<<<<
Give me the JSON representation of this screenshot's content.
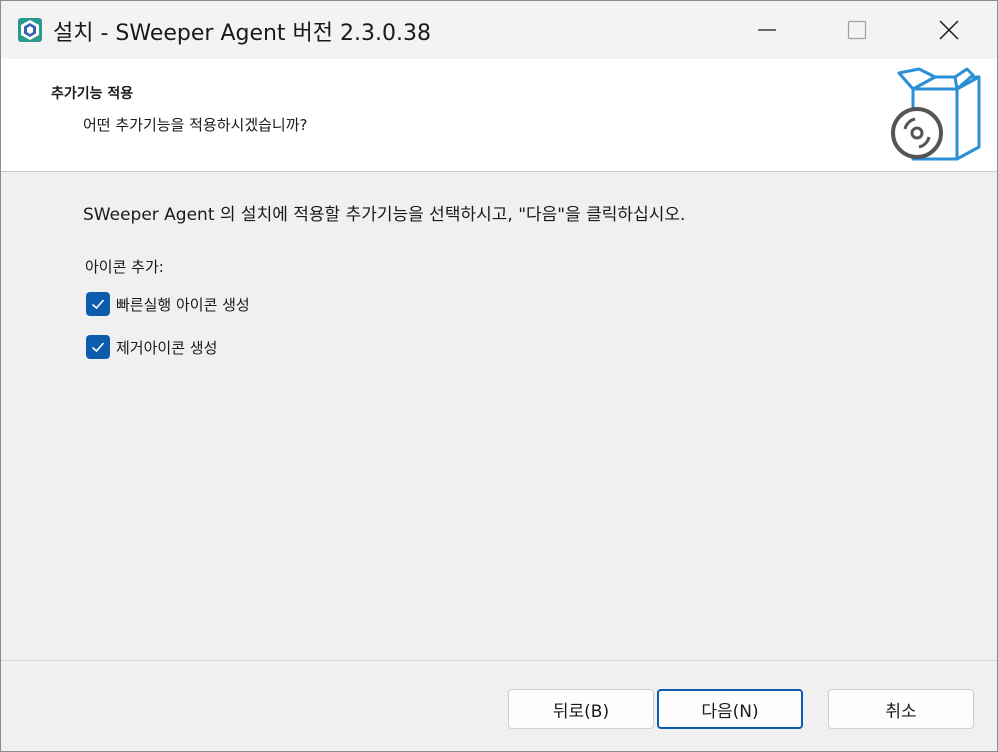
{
  "window": {
    "title": "설치 - SWeeper Agent 버전 2.3.0.38"
  },
  "header": {
    "title": "추가기능 적용",
    "subtitle": "어떤 추가기능을 적용하시겠습니까?"
  },
  "content": {
    "instruction": "SWeeper Agent 의 설치에 적용할 추가기능을 선택하시고, \"다음\"을 클릭하십시오.",
    "group_label": "아이콘 추가:",
    "options": [
      {
        "label": "빠른실행 아이콘 생성",
        "checked": true
      },
      {
        "label": "제거아이콘 생성",
        "checked": true
      }
    ]
  },
  "buttons": {
    "back": "뒤로(B)",
    "next": "다음(N)",
    "cancel": "취소"
  },
  "colors": {
    "accent": "#0b5cad",
    "icon_blue": "#2a8fd6"
  },
  "icons": [
    "app-icon",
    "minimize-icon",
    "maximize-icon",
    "close-icon",
    "software-box-icon",
    "check-icon"
  ]
}
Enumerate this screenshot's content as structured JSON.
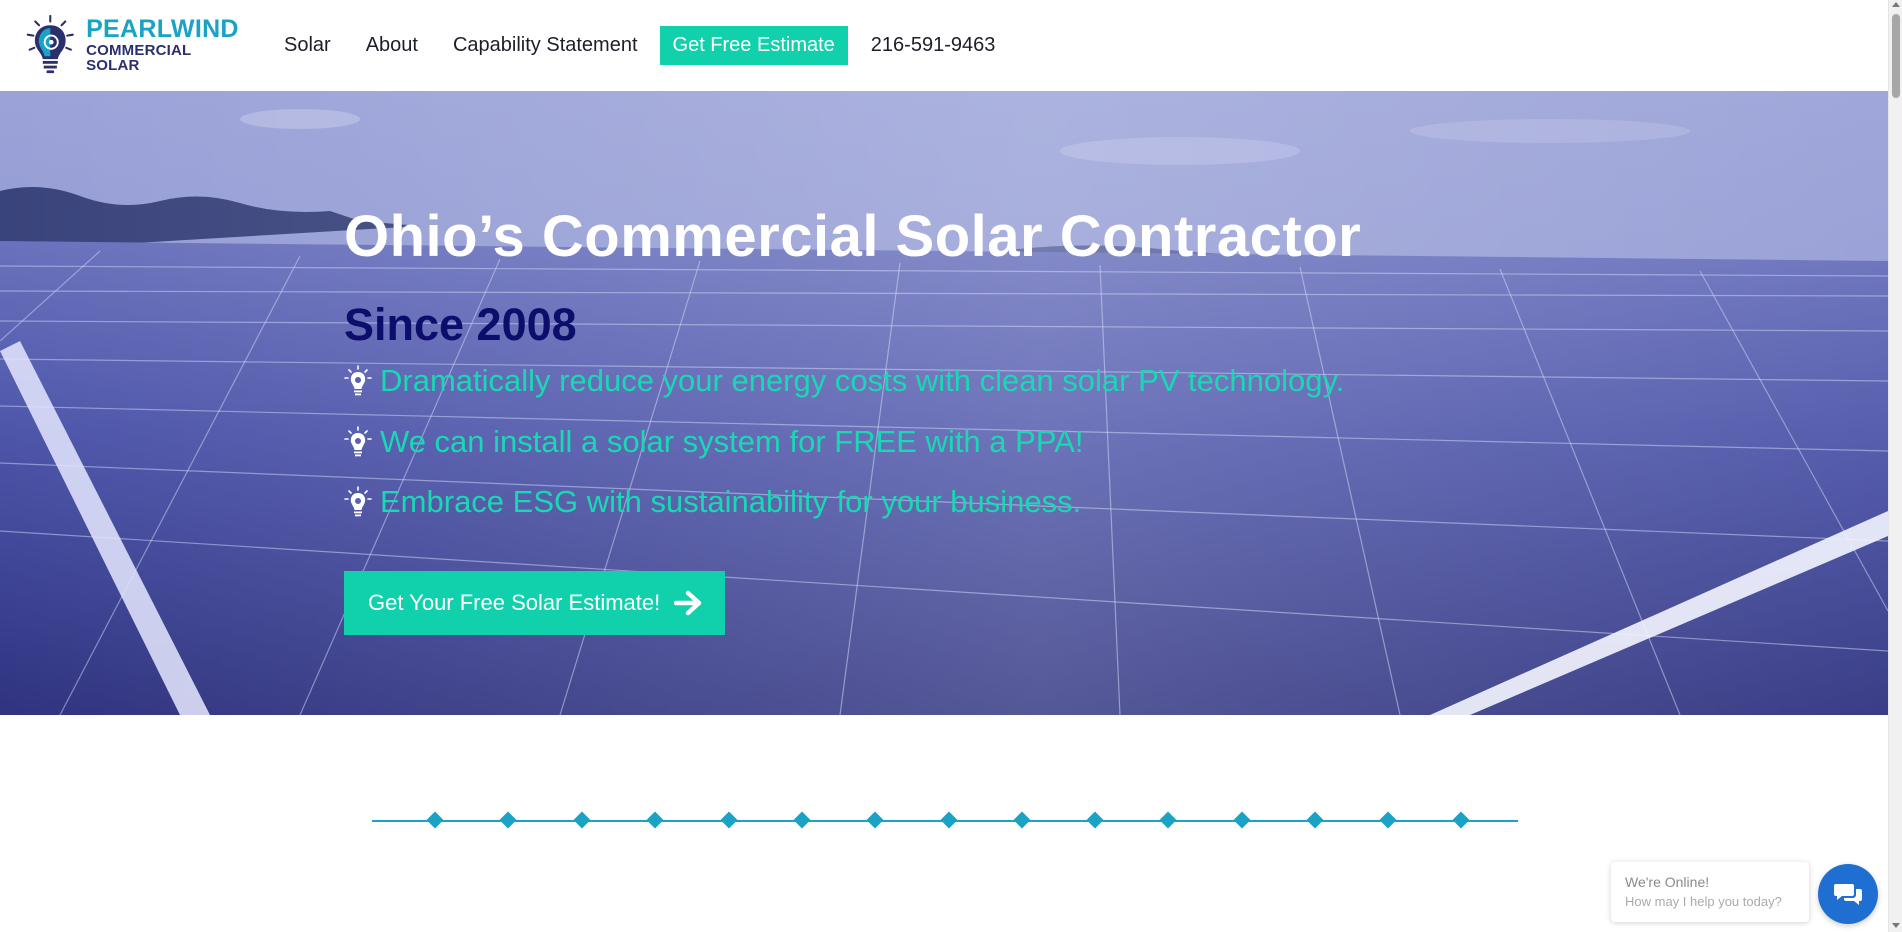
{
  "brand": {
    "name_line1": "PEARLWIND",
    "name_line2": "COMMERCIAL SOLAR"
  },
  "nav": {
    "items": [
      {
        "label": "Solar"
      },
      {
        "label": "About"
      },
      {
        "label": "Capability Statement"
      }
    ],
    "cta_label": "Get Free Estimate",
    "phone": "216-591-9463"
  },
  "hero": {
    "title": "Ohio’s Commercial Solar Contractor",
    "subtitle": "Since 2008",
    "bullets": [
      {
        "text": "Dramatically reduce your energy costs with clean solar PV technology.",
        "icon": "lightbulb-icon"
      },
      {
        "text": "We can install a solar system for FREE with a PPA!",
        "icon": "lightbulb-icon"
      },
      {
        "text": "Embrace ESG with sustainability for your business.",
        "icon": "lightbulb-icon"
      }
    ],
    "button_label": "Get Your Free Solar Estimate!",
    "button_icon": "arrow-right-icon"
  },
  "chat": {
    "status": "We're Online!",
    "prompt": "How may I help you today?",
    "icon": "chat-icon"
  },
  "colors": {
    "accent": "#11d1ac",
    "bullet_text": "#19d8b4",
    "brand_blue": "#1aa3c4",
    "brand_navy": "#2a2f6e",
    "subtitle": "#0d0d6b",
    "chat_button": "#1e6fd1"
  }
}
>>>>
- Task -
Write out the material above again, word for word, minus its pictures.

- Written response -
Give me the JSON representation of this screenshot's content.
{
  "window": {
    "title": "설치 - SWeeper Agent 버전 2.3.0.38"
  },
  "header": {
    "title": "추가기능 적용",
    "subtitle": "어떤 추가기능을 적용하시겠습니까?"
  },
  "content": {
    "instruction": "SWeeper Agent 의 설치에 적용할 추가기능을 선택하시고, \"다음\"을 클릭하십시오.",
    "group_label": "아이콘 추가:",
    "options": [
      {
        "label": "빠른실행 아이콘 생성",
        "checked": true
      },
      {
        "label": "제거아이콘 생성",
        "checked": true
      }
    ]
  },
  "buttons": {
    "back": "뒤로(B)",
    "next": "다음(N)",
    "cancel": "취소"
  },
  "colors": {
    "accent": "#0b5cad",
    "icon_blue": "#2a8fd6"
  },
  "icons": [
    "app-icon",
    "minimize-icon",
    "maximize-icon",
    "close-icon",
    "software-box-icon",
    "check-icon"
  ]
}
Enumerate this screenshot's content as structured JSON.
{
  "brand": {
    "name_line1": "PEARLWIND",
    "name_line2": "COMMERCIAL SOLAR"
  },
  "nav": {
    "items": [
      {
        "label": "Solar"
      },
      {
        "label": "About"
      },
      {
        "label": "Capability Statement"
      }
    ],
    "cta_label": "Get Free Estimate",
    "phone": "216-591-9463"
  },
  "hero": {
    "title": "Ohio’s Commercial Solar Contractor",
    "subtitle": "Since 2008",
    "bullets": [
      {
        "text": "Dramatically reduce your energy costs with clean solar PV technology.",
        "icon": "lightbulb-icon"
      },
      {
        "text": "We can install a solar system for FREE with a PPA!",
        "icon": "lightbulb-icon"
      },
      {
        "text": "Embrace ESG with sustainability for your business.",
        "icon": "lightbulb-icon"
      }
    ],
    "button_label": "Get Your Free Solar Estimate!",
    "button_icon": "arrow-right-icon"
  },
  "chat": {
    "status": "We're Online!",
    "prompt": "How may I help you today?",
    "icon": "chat-icon"
  },
  "colors": {
    "accent": "#11d1ac",
    "bullet_text": "#19d8b4",
    "brand_blue": "#1aa3c4",
    "brand_navy": "#2a2f6e",
    "subtitle": "#0d0d6b",
    "chat_button": "#1e6fd1"
  }
}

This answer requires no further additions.